====== Records provided

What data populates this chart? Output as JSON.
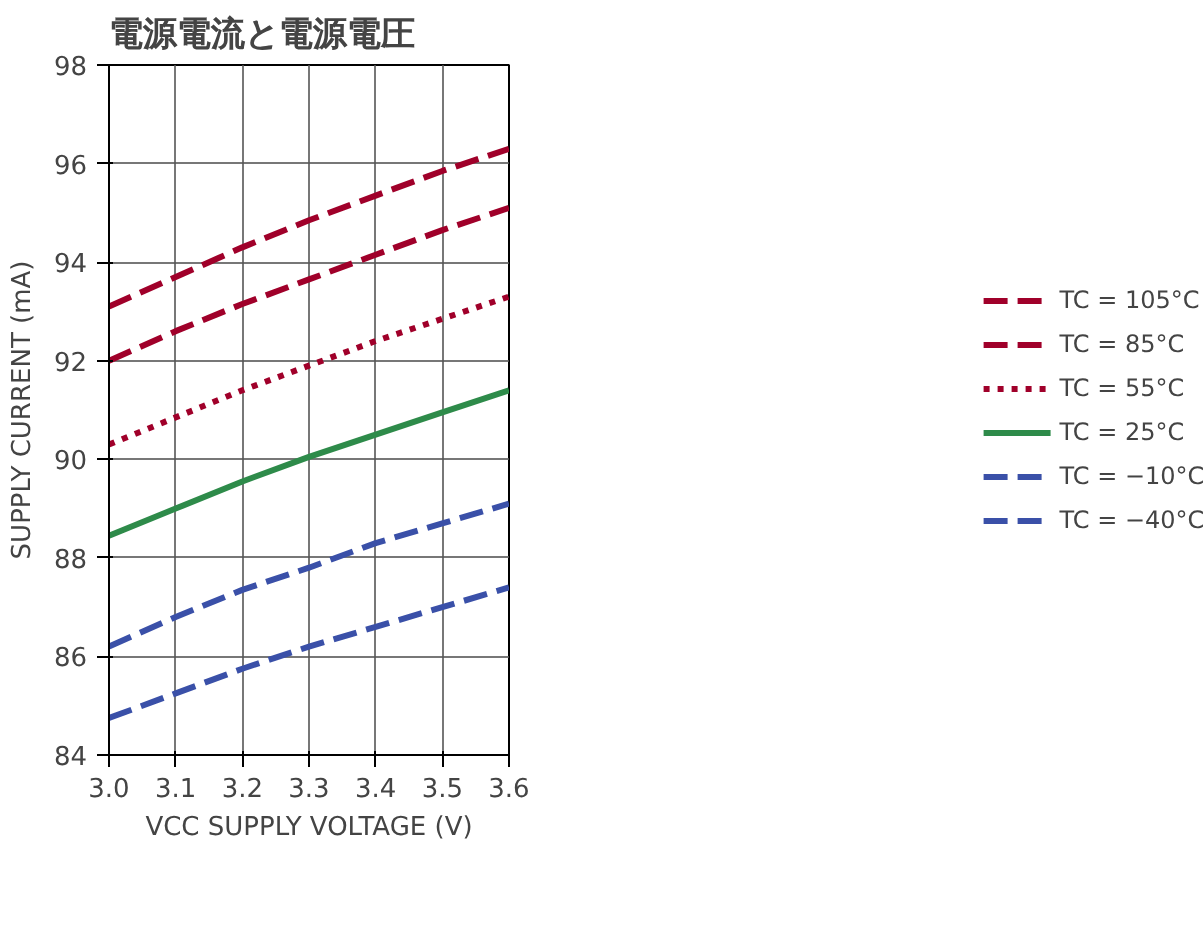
{
  "chart_data": {
    "type": "line",
    "title": "電源電流と電源電圧",
    "xlabel": "VCC SUPPLY VOLTAGE (V)",
    "ylabel": "SUPPLY CURRENT (mA)",
    "x": [
      3.0,
      3.1,
      3.2,
      3.3,
      3.4,
      3.5,
      3.6
    ],
    "series": [
      {
        "name": "TC = 105°C",
        "color": "#a0002a",
        "line_style": "dashed",
        "values": [
          93.1,
          93.7,
          94.3,
          94.85,
          95.35,
          95.85,
          96.3
        ]
      },
      {
        "name": "TC = 85°C",
        "color": "#a0002a",
        "line_style": "dashed",
        "values": [
          92.0,
          92.6,
          93.15,
          93.65,
          94.15,
          94.65,
          95.1
        ]
      },
      {
        "name": "TC = 55°C",
        "color": "#a0002a",
        "line_style": "dotted",
        "values": [
          90.3,
          90.85,
          91.4,
          91.9,
          92.4,
          92.85,
          93.3
        ]
      },
      {
        "name": "TC = 25°C",
        "color": "#2e8b4a",
        "line_style": "solid",
        "values": [
          88.45,
          89.0,
          89.55,
          90.05,
          90.5,
          90.95,
          91.4
        ]
      },
      {
        "name": "TC = −10°C",
        "color": "#3a50a8",
        "line_style": "dashed",
        "values": [
          86.2,
          86.8,
          87.35,
          87.8,
          88.3,
          88.7,
          89.1
        ]
      },
      {
        "name": "TC = −40°C",
        "color": "#3a50a8",
        "line_style": "dashed",
        "values": [
          84.75,
          85.25,
          85.75,
          86.2,
          86.6,
          87.0,
          87.4
        ]
      }
    ],
    "xlim": [
      3.0,
      3.6
    ],
    "xticks": [
      {
        "value": 3.0,
        "label": "3.0"
      },
      3.1,
      3.2,
      3.3,
      3.4,
      3.5,
      {
        "value": 3.6,
        "label": "3.6"
      }
    ],
    "ylim": [
      84,
      98
    ],
    "yticks": [
      84,
      86,
      88,
      90,
      92,
      94,
      96,
      98
    ],
    "grid": true,
    "legend": "right",
    "marker": "none"
  }
}
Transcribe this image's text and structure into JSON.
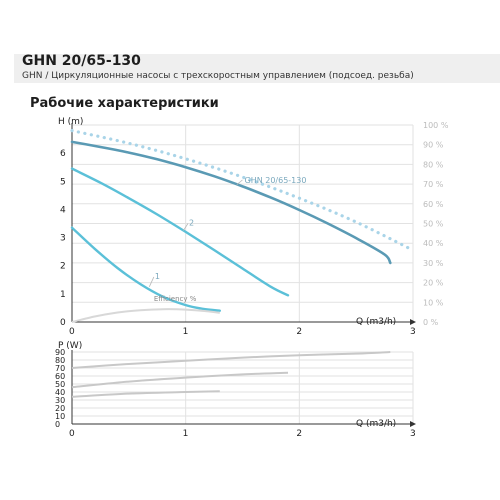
{
  "header": {
    "title": "GHN 20/65-130",
    "subtitle": "GHN / Циркуляционные насосы с трехскоростным управлением (подсоед. резьба)",
    "section_title": "Рабочие характеристики"
  },
  "colors": {
    "header_band": "#efefef",
    "curve_speed1": "#5bc0d8",
    "curve_speed2": "#5bc0d8",
    "curve_speed3": "#5a9ab4",
    "efficiency_dotted": "#a9d4e8",
    "efficiency_curve": "#d8d8d8",
    "power_curves": "#c8c8c8",
    "grid": "#e2e2e2"
  },
  "chart_data": [
    {
      "type": "line",
      "xlabel": "Q (m3/h)",
      "ylabel": "H (m)",
      "y2label": "",
      "xlim": [
        0,
        3
      ],
      "ylim": [
        0,
        7
      ],
      "y2lim": [
        0,
        100
      ],
      "xticks": [
        "0",
        "1",
        "2",
        "3"
      ],
      "yticks": [
        "0",
        "1",
        "2",
        "3",
        "4",
        "5",
        "6"
      ],
      "y2ticks": [
        "0 %",
        "10 %",
        "20 %",
        "30 %",
        "40 %",
        "50 %",
        "60 %",
        "70 %",
        "80 %",
        "90 %",
        "100 %"
      ],
      "grid": true,
      "series": [
        {
          "name": "GHN 20/65-130",
          "axis": "left",
          "style": "solid",
          "x": [
            0,
            0.25,
            0.5,
            0.75,
            1,
            1.25,
            1.5,
            1.75,
            2,
            2.25,
            2.5,
            2.75,
            2.8
          ],
          "y": [
            6.4,
            6.22,
            6.02,
            5.78,
            5.5,
            5.18,
            4.82,
            4.42,
            3.98,
            3.5,
            2.98,
            2.4,
            2.1
          ]
        },
        {
          "name": "2",
          "axis": "left",
          "style": "solid",
          "x": [
            0,
            0.25,
            0.5,
            0.75,
            1,
            1.25,
            1.5,
            1.75,
            1.9
          ],
          "y": [
            5.45,
            4.95,
            4.4,
            3.82,
            3.2,
            2.56,
            1.9,
            1.25,
            0.95
          ]
        },
        {
          "name": "1",
          "axis": "left",
          "style": "solid",
          "x": [
            0,
            0.2,
            0.4,
            0.6,
            0.8,
            1,
            1.15,
            1.3
          ],
          "y": [
            3.35,
            2.6,
            1.92,
            1.35,
            0.9,
            0.6,
            0.47,
            0.4
          ]
        },
        {
          "name": "",
          "axis": "left",
          "style": "dotted",
          "x": [
            0,
            0.5,
            1,
            1.5,
            2,
            2.5,
            3
          ],
          "y": [
            6.8,
            6.35,
            5.8,
            5.15,
            4.4,
            3.55,
            2.55
          ]
        },
        {
          "name": "Efficiency",
          "axis": "right",
          "style": "solid",
          "x": [
            0,
            0.2,
            0.4,
            0.6,
            0.8,
            1,
            1.2,
            1.3
          ],
          "y": [
            0,
            2.8,
            4.8,
            6,
            6.5,
            6.3,
            5.4,
            4.6
          ]
        }
      ]
    },
    {
      "type": "line",
      "xlabel": "Q (m3/h)",
      "ylabel": "P (W)",
      "xlim": [
        0,
        3
      ],
      "ylim": [
        0,
        90
      ],
      "xticks": [
        "0",
        "1",
        "2",
        "3"
      ],
      "yticks": [
        "0",
        "10",
        "20",
        "30",
        "40",
        "50",
        "60",
        "70",
        "80",
        "90"
      ],
      "grid": true,
      "series": [
        {
          "name": "",
          "x": [
            0,
            0.5,
            1,
            1.5,
            2,
            2.5,
            2.8
          ],
          "y": [
            70,
            75,
            79,
            83,
            86,
            88,
            90
          ]
        },
        {
          "name": "",
          "x": [
            0,
            0.5,
            1,
            1.5,
            1.9
          ],
          "y": [
            46,
            53,
            58,
            62,
            64
          ]
        },
        {
          "name": "",
          "x": [
            0,
            0.5,
            1,
            1.3
          ],
          "y": [
            34,
            38,
            40,
            41
          ]
        }
      ]
    }
  ]
}
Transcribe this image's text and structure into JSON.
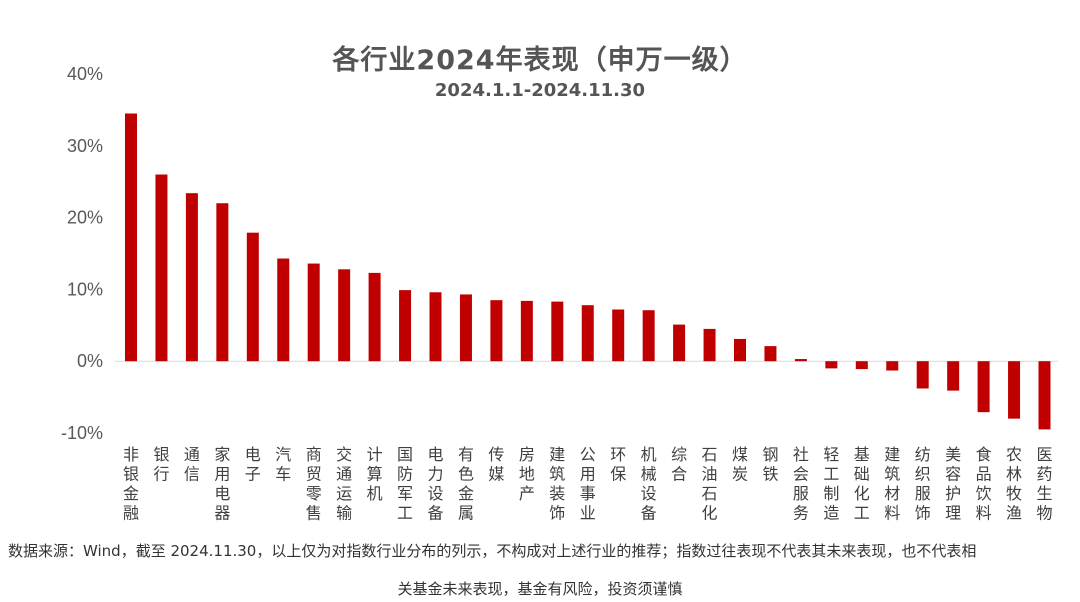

============

[Short task] Your task is to pick out every line with the string "grid" and copy it.

[Solution to this task]
    "grid": true,
    "grid": "#e2e2e2"
      "grid": true,
      "grid": true,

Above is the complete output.